• **Exercise directions**: Pick out the lines below with "Republican" and list them.

Dataset entries on figures
--------------------------------------------------
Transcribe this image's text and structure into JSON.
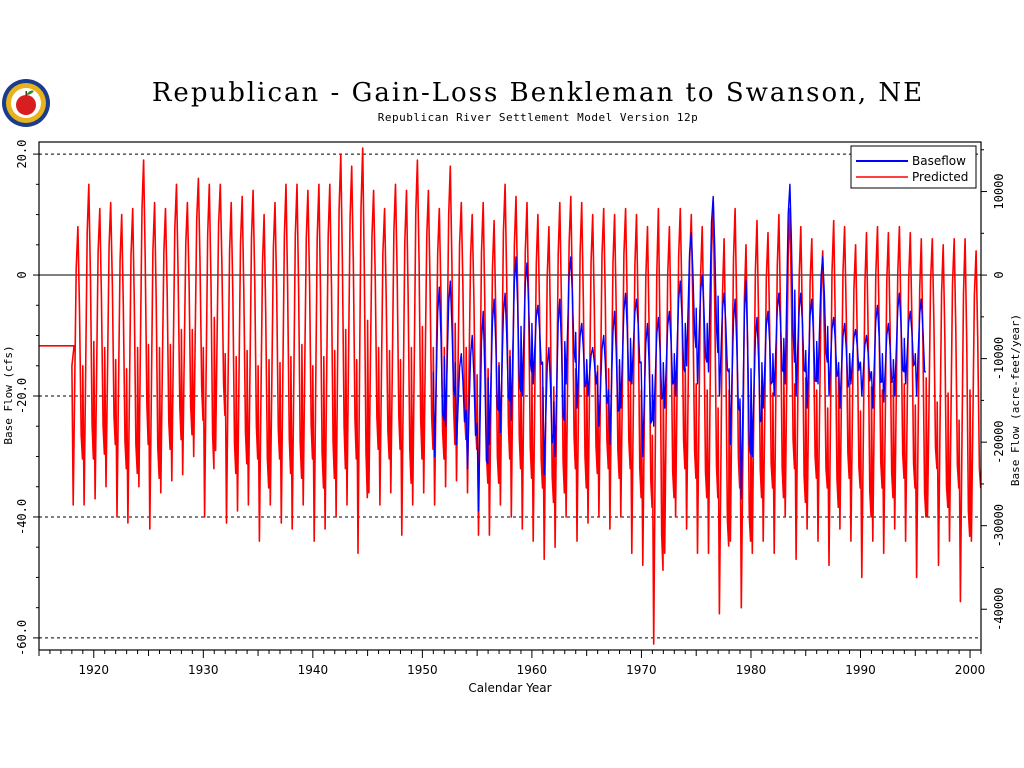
{
  "title": "Republican - Gain-Loss Benkleman to Swanson, NE",
  "subtitle": "Republican River Settlement Model Version 12p",
  "chart_data": {
    "type": "line",
    "xlabel": "Calendar Year",
    "ylabel": "Base Flow (cfs)",
    "y2label": "Base Flow (acre-feet/year)",
    "xlim": [
      1915,
      2001
    ],
    "ylim": [
      -62,
      22
    ],
    "y2lim": [
      -44880,
      15930
    ],
    "x_ticks": [
      1920,
      1930,
      1940,
      1950,
      1960,
      1970,
      1980,
      1990,
      2000
    ],
    "y_ticks": [
      {
        "value": 20,
        "label": "20.0"
      },
      {
        "value": 0,
        "label": "0"
      },
      {
        "value": -20,
        "label": "-20.0"
      },
      {
        "value": -40,
        "label": "-40.0"
      },
      {
        "value": -60,
        "label": "-60.0"
      }
    ],
    "y2_ticks": [
      {
        "value": 10000,
        "label": "10000"
      },
      {
        "value": 0,
        "label": "0"
      },
      {
        "value": -10000,
        "label": "-10000"
      },
      {
        "value": -20000,
        "label": "-20000"
      },
      {
        "value": -30000,
        "label": "-30000"
      },
      {
        "value": -40000,
        "label": "-40000"
      }
    ],
    "gridlines_y": [
      20,
      -20,
      -40,
      -60
    ],
    "zero_line": 0,
    "legend_position": "top-right",
    "series": [
      {
        "name": "Baseflow",
        "color": "#0000ff",
        "note_start_year": 1951,
        "pattern": "annual oscillation",
        "annual_peaks": [
          [
            1951,
            -2
          ],
          [
            1952,
            -1
          ],
          [
            1953,
            -13
          ],
          [
            1954,
            -10
          ],
          [
            1955,
            -6
          ],
          [
            1956,
            -4
          ],
          [
            1957,
            -3
          ],
          [
            1958,
            3
          ],
          [
            1959,
            2
          ],
          [
            1960,
            -5
          ],
          [
            1961,
            -12
          ],
          [
            1962,
            -4
          ],
          [
            1963,
            3
          ],
          [
            1964,
            -8
          ],
          [
            1965,
            -12
          ],
          [
            1966,
            -10
          ],
          [
            1967,
            -6
          ],
          [
            1968,
            -3
          ],
          [
            1969,
            -4
          ],
          [
            1970,
            -8
          ],
          [
            1971,
            -7
          ],
          [
            1972,
            -6
          ],
          [
            1973,
            -1
          ],
          [
            1974,
            7
          ],
          [
            1975,
            0
          ],
          [
            1976,
            13
          ],
          [
            1977,
            -3
          ],
          [
            1978,
            -4
          ],
          [
            1979,
            -1
          ],
          [
            1980,
            -7
          ],
          [
            1981,
            -6
          ],
          [
            1982,
            -3
          ],
          [
            1983,
            15
          ],
          [
            1984,
            -3
          ],
          [
            1985,
            -4
          ],
          [
            1986,
            3
          ],
          [
            1987,
            -7
          ],
          [
            1988,
            -8
          ],
          [
            1989,
            -9
          ],
          [
            1990,
            -10
          ],
          [
            1991,
            -5
          ],
          [
            1992,
            -8
          ],
          [
            1993,
            -3
          ],
          [
            1994,
            -6
          ],
          [
            1995,
            -4
          ]
        ],
        "annual_troughs": [
          [
            1951,
            -30
          ],
          [
            1952,
            -25
          ],
          [
            1953,
            -28
          ],
          [
            1954,
            -32
          ],
          [
            1955,
            -39
          ],
          [
            1956,
            -28
          ],
          [
            1957,
            -26
          ],
          [
            1958,
            -24
          ],
          [
            1959,
            -20
          ],
          [
            1960,
            -18
          ],
          [
            1961,
            -33
          ],
          [
            1962,
            -30
          ],
          [
            1963,
            -18
          ],
          [
            1964,
            -22
          ],
          [
            1965,
            -20
          ],
          [
            1966,
            -25
          ],
          [
            1967,
            -28
          ],
          [
            1968,
            -22
          ],
          [
            1969,
            -18
          ],
          [
            1970,
            -30
          ],
          [
            1971,
            -25
          ],
          [
            1972,
            -22
          ],
          [
            1973,
            -20
          ],
          [
            1974,
            -15
          ],
          [
            1975,
            -18
          ],
          [
            1976,
            -16
          ],
          [
            1977,
            -20
          ],
          [
            1978,
            -28
          ],
          [
            1979,
            -37
          ],
          [
            1980,
            -30
          ],
          [
            1981,
            -22
          ],
          [
            1982,
            -20
          ],
          [
            1983,
            -18
          ],
          [
            1984,
            -20
          ],
          [
            1985,
            -22
          ],
          [
            1986,
            -18
          ],
          [
            1987,
            -20
          ],
          [
            1988,
            -22
          ],
          [
            1989,
            -18
          ],
          [
            1990,
            -20
          ],
          [
            1991,
            -22
          ],
          [
            1992,
            -21
          ],
          [
            1993,
            -20
          ],
          [
            1994,
            -18
          ],
          [
            1995,
            -20
          ]
        ]
      },
      {
        "name": "Predicted",
        "color": "#ff0000",
        "initial_flat": {
          "from": 1915,
          "to": 1918.2,
          "value": -11.7
        },
        "pattern": "annual oscillation",
        "annual_peaks": [
          [
            1918,
            8
          ],
          [
            1919,
            15
          ],
          [
            1920,
            11
          ],
          [
            1921,
            12
          ],
          [
            1922,
            10
          ],
          [
            1923,
            11
          ],
          [
            1924,
            19
          ],
          [
            1925,
            12
          ],
          [
            1926,
            11
          ],
          [
            1927,
            15
          ],
          [
            1928,
            12
          ],
          [
            1929,
            16
          ],
          [
            1930,
            15
          ],
          [
            1931,
            15
          ],
          [
            1932,
            12
          ],
          [
            1933,
            13
          ],
          [
            1934,
            14
          ],
          [
            1935,
            10
          ],
          [
            1936,
            12
          ],
          [
            1937,
            15
          ],
          [
            1938,
            15
          ],
          [
            1939,
            14
          ],
          [
            1940,
            15
          ],
          [
            1941,
            15
          ],
          [
            1942,
            20
          ],
          [
            1943,
            18
          ],
          [
            1944,
            21
          ],
          [
            1945,
            14
          ],
          [
            1946,
            11
          ],
          [
            1947,
            15
          ],
          [
            1948,
            14
          ],
          [
            1949,
            19
          ],
          [
            1950,
            14
          ],
          [
            1951,
            11
          ],
          [
            1952,
            18
          ],
          [
            1953,
            12
          ],
          [
            1954,
            10
          ],
          [
            1955,
            12
          ],
          [
            1956,
            9
          ],
          [
            1957,
            15
          ],
          [
            1958,
            13
          ],
          [
            1959,
            12
          ],
          [
            1960,
            10
          ],
          [
            1961,
            8
          ],
          [
            1962,
            12
          ],
          [
            1963,
            13
          ],
          [
            1964,
            12
          ],
          [
            1965,
            10
          ],
          [
            1966,
            11
          ],
          [
            1967,
            10
          ],
          [
            1968,
            11
          ],
          [
            1969,
            10
          ],
          [
            1970,
            8
          ],
          [
            1971,
            11
          ],
          [
            1972,
            8
          ],
          [
            1973,
            11
          ],
          [
            1974,
            10
          ],
          [
            1975,
            8
          ],
          [
            1976,
            12
          ],
          [
            1977,
            6
          ],
          [
            1978,
            11
          ],
          [
            1979,
            5
          ],
          [
            1980,
            9
          ],
          [
            1981,
            7
          ],
          [
            1982,
            10
          ],
          [
            1983,
            11
          ],
          [
            1984,
            8
          ],
          [
            1985,
            6
          ],
          [
            1986,
            4
          ],
          [
            1987,
            9
          ],
          [
            1988,
            8
          ],
          [
            1989,
            5
          ],
          [
            1990,
            7
          ],
          [
            1991,
            8
          ],
          [
            1992,
            7
          ],
          [
            1993,
            8
          ],
          [
            1994,
            7
          ],
          [
            1995,
            6
          ],
          [
            1996,
            6
          ],
          [
            1997,
            5
          ],
          [
            1998,
            6
          ],
          [
            1999,
            6
          ],
          [
            2000,
            4
          ]
        ],
        "annual_troughs": [
          [
            1918,
            -38
          ],
          [
            1919,
            -38
          ],
          [
            1920,
            -37
          ],
          [
            1921,
            -35
          ],
          [
            1922,
            -40
          ],
          [
            1923,
            -41
          ],
          [
            1924,
            -35
          ],
          [
            1925,
            -42
          ],
          [
            1926,
            -36
          ],
          [
            1927,
            -34
          ],
          [
            1928,
            -33
          ],
          [
            1929,
            -30
          ],
          [
            1930,
            -40
          ],
          [
            1931,
            -29
          ],
          [
            1932,
            -41
          ],
          [
            1933,
            -39
          ],
          [
            1934,
            -38
          ],
          [
            1935,
            -44
          ],
          [
            1936,
            -38
          ],
          [
            1937,
            -41
          ],
          [
            1938,
            -42
          ],
          [
            1939,
            -38
          ],
          [
            1940,
            -44
          ],
          [
            1941,
            -42
          ],
          [
            1942,
            -40
          ],
          [
            1943,
            -38
          ],
          [
            1944,
            -46
          ],
          [
            1945,
            -36
          ],
          [
            1946,
            -38
          ],
          [
            1947,
            -36
          ],
          [
            1948,
            -43
          ],
          [
            1949,
            -38
          ],
          [
            1950,
            -36
          ],
          [
            1951,
            -38
          ],
          [
            1952,
            -35
          ],
          [
            1953,
            -34
          ],
          [
            1954,
            -36
          ],
          [
            1955,
            -43
          ],
          [
            1956,
            -43
          ],
          [
            1957,
            -38
          ],
          [
            1958,
            -40
          ],
          [
            1959,
            -42
          ],
          [
            1960,
            -44
          ],
          [
            1961,
            -47
          ],
          [
            1962,
            -45
          ],
          [
            1963,
            -40
          ],
          [
            1964,
            -44
          ],
          [
            1965,
            -41
          ],
          [
            1966,
            -40
          ],
          [
            1967,
            -42
          ],
          [
            1968,
            -40
          ],
          [
            1969,
            -46
          ],
          [
            1970,
            -48
          ],
          [
            1971,
            -61
          ],
          [
            1972,
            -46
          ],
          [
            1973,
            -40
          ],
          [
            1974,
            -42
          ],
          [
            1975,
            -46
          ],
          [
            1976,
            -46
          ],
          [
            1977,
            -56
          ],
          [
            1978,
            -44
          ],
          [
            1979,
            -55
          ],
          [
            1980,
            -46
          ],
          [
            1981,
            -44
          ],
          [
            1982,
            -46
          ],
          [
            1983,
            -40
          ],
          [
            1984,
            -47
          ],
          [
            1985,
            -42
          ],
          [
            1986,
            -44
          ],
          [
            1987,
            -48
          ],
          [
            1988,
            -42
          ],
          [
            1989,
            -44
          ],
          [
            1990,
            -50
          ],
          [
            1991,
            -44
          ],
          [
            1992,
            -46
          ],
          [
            1993,
            -42
          ],
          [
            1994,
            -44
          ],
          [
            1995,
            -50
          ],
          [
            1996,
            -40
          ],
          [
            1997,
            -48
          ],
          [
            1998,
            -44
          ],
          [
            1999,
            -54
          ],
          [
            2000,
            -44
          ]
        ]
      }
    ]
  }
}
--------------------------------------------------
• **Reply to the exercise**:
  "title": "Republican - Gain-Loss Benkleman to Swanson, NE",
  "subtitle": "Republican River Settlement Model Version 12p",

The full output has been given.